TASK DESCRIPTION = Omit all pictures, then retype the data exactly as given.

DATA TO PROCESS =
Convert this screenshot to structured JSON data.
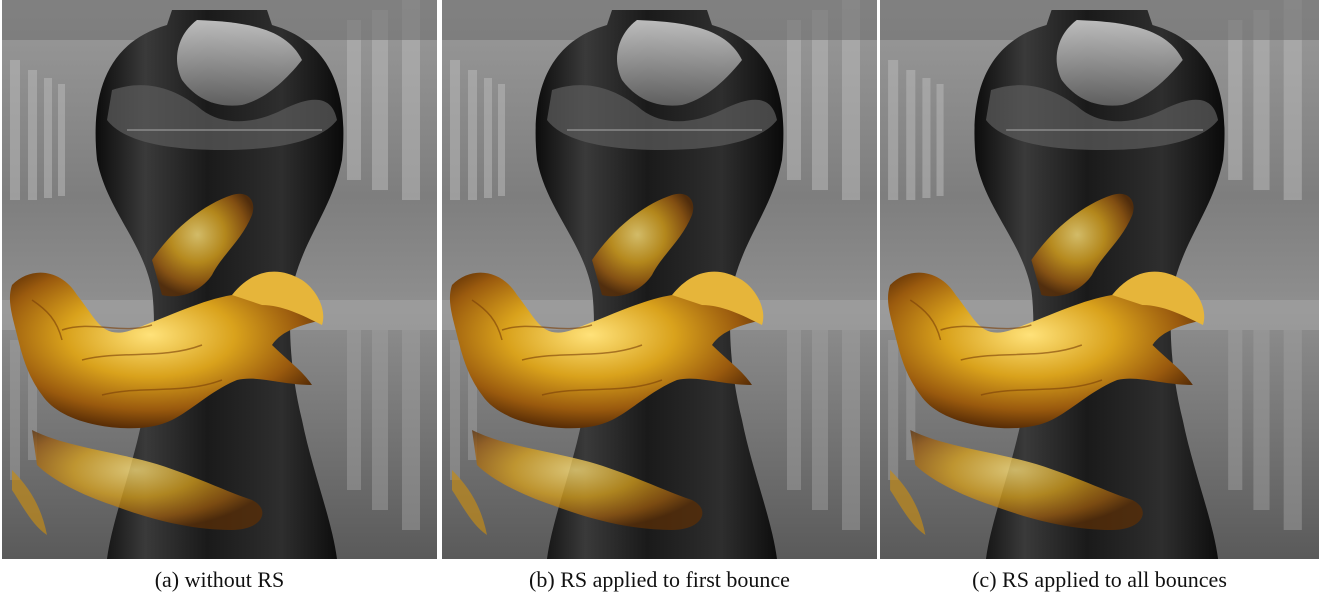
{
  "figure": {
    "panels": [
      {
        "caption": "(a) without RS",
        "image_icon": "vase-dragon-render-icon"
      },
      {
        "caption": "(b) RS applied to first bounce",
        "image_icon": "vase-dragon-render-icon"
      },
      {
        "caption": "(c) RS applied to all bounces",
        "image_icon": "vase-dragon-render-icon"
      }
    ],
    "colors": {
      "background_arcade": "#8c8c8c",
      "vase": "#1a1a1a",
      "dragon_gold": "#d8a21a",
      "dragon_shadow": "#8a4e0c"
    }
  }
}
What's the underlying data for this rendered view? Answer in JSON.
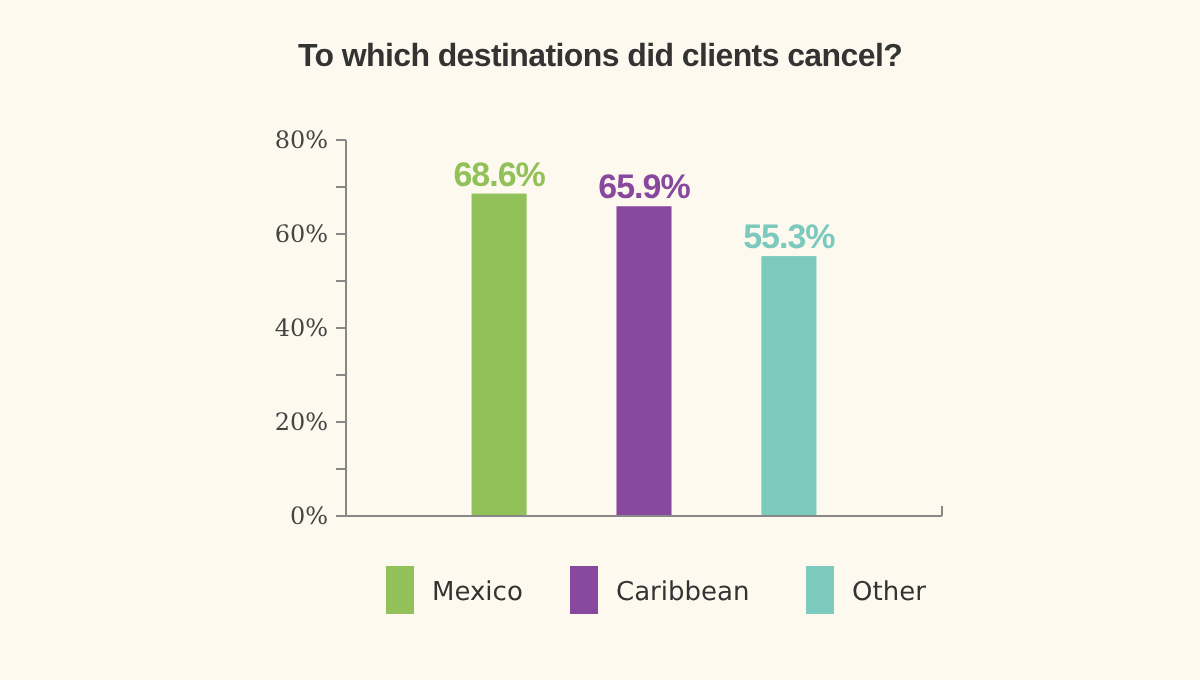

EXERCISE SOLUTION =
Convert this screenshot to structured JSON data.
{
  "figure": {
    "panels": [
      {
        "caption": "(a) without RS",
        "image_icon": "vase-dragon-render-icon"
      },
      {
        "caption": "(b) RS applied to first bounce",
        "image_icon": "vase-dragon-render-icon"
      },
      {
        "caption": "(c) RS applied to all bounces",
        "image_icon": "vase-dragon-render-icon"
      }
    ],
    "colors": {
      "background_arcade": "#8c8c8c",
      "vase": "#1a1a1a",
      "dragon_gold": "#d8a21a",
      "dragon_shadow": "#8a4e0c"
    }
  }
}
What's the underlying data for this rendered view? Answer in JSON.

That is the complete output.